Set task: Examine the records and identify each line that includes the string "Foundations". Copy those lines.

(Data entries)
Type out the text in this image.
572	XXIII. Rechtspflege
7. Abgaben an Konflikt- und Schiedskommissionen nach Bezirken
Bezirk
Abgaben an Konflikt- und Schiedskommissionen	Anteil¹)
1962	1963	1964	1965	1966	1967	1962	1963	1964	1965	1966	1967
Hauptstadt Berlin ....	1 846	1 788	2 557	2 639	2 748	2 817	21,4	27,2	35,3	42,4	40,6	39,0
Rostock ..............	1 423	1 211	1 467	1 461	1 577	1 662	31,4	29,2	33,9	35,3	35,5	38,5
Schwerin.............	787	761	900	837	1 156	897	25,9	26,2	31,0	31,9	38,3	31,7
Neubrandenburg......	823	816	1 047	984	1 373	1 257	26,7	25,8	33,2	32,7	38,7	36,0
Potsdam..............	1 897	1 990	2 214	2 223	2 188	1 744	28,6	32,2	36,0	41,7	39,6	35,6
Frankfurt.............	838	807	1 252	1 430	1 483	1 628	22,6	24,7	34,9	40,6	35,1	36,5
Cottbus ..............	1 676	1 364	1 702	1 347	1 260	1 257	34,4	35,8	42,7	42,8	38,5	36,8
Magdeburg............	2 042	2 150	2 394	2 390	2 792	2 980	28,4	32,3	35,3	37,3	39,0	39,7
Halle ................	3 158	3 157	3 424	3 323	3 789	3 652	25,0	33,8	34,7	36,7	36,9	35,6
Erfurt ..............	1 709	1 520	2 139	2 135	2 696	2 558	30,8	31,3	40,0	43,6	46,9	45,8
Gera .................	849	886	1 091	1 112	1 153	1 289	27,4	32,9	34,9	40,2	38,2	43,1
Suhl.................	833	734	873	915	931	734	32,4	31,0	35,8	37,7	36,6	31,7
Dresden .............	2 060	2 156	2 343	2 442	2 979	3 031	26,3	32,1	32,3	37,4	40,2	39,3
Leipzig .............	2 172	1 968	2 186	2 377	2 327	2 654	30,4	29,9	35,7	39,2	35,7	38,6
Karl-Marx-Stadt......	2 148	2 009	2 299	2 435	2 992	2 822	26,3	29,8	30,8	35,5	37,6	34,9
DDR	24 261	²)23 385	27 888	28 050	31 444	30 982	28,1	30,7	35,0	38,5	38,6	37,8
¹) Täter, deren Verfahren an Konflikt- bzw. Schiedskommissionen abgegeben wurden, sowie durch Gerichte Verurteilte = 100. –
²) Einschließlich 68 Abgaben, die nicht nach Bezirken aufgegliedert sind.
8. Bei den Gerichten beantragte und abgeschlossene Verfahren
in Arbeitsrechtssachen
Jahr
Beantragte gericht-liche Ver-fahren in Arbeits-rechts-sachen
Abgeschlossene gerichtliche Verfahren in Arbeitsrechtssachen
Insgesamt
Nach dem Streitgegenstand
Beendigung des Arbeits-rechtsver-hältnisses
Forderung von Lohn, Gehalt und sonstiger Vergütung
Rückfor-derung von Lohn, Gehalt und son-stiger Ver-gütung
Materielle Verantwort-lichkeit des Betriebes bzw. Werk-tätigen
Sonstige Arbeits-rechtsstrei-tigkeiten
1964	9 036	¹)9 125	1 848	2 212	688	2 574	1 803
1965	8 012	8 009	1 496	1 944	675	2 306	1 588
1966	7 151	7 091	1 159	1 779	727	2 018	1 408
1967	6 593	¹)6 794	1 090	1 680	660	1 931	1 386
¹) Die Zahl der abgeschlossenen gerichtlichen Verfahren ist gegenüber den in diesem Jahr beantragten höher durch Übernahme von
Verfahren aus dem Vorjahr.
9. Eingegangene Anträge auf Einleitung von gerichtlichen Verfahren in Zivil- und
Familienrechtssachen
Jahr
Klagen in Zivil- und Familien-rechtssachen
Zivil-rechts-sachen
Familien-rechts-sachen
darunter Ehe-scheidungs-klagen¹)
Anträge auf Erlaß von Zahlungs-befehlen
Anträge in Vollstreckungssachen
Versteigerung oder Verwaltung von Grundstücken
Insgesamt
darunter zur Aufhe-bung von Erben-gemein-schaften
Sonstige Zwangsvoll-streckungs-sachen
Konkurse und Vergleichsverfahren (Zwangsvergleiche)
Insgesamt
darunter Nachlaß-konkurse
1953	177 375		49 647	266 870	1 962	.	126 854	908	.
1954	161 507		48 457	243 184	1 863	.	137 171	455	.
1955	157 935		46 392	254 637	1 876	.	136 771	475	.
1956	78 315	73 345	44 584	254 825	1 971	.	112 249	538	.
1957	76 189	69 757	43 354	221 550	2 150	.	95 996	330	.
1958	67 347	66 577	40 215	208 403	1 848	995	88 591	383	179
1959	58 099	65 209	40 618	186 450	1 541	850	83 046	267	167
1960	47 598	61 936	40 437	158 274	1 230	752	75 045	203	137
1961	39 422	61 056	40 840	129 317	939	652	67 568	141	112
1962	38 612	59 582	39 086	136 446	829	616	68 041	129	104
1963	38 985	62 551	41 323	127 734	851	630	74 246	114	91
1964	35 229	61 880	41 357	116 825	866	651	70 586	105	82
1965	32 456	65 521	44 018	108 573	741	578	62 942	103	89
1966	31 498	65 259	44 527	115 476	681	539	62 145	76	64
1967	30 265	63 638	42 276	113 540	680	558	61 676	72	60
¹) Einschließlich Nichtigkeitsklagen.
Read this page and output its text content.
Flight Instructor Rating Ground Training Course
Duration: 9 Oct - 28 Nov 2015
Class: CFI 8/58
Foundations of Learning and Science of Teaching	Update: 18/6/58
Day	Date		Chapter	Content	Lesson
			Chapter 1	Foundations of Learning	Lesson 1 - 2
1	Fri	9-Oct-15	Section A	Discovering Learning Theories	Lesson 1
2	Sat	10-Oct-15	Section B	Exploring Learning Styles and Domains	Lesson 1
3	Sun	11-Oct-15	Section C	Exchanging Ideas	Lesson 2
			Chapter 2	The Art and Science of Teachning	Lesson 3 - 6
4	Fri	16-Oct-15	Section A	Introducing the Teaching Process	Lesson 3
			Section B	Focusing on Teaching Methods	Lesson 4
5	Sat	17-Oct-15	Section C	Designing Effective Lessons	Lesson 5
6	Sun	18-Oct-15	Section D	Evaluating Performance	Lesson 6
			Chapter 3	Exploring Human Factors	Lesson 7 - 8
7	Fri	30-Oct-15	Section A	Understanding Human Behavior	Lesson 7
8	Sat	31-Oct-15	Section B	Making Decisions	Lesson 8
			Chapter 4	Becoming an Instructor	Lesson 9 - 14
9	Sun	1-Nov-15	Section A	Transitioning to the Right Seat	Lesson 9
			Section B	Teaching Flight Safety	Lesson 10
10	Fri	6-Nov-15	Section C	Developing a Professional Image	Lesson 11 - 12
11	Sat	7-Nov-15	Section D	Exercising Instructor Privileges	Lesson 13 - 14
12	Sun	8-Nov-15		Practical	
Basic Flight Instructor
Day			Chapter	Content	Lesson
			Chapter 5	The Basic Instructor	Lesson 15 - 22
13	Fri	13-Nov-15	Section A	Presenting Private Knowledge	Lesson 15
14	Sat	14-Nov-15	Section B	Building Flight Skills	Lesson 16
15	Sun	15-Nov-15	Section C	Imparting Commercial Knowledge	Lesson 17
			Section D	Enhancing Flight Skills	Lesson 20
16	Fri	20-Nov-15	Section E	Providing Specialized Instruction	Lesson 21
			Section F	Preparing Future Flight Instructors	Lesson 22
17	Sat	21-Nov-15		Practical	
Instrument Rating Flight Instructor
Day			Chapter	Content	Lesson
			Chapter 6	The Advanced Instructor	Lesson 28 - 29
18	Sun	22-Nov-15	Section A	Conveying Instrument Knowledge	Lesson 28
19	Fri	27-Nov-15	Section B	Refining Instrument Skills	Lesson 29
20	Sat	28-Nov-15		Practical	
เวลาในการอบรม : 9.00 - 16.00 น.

Finished answer:
Foundations of Learning and Science of Teaching	Update: 18/6/58
			Chapter 1	Foundations of Learning	Lesson 1 - 2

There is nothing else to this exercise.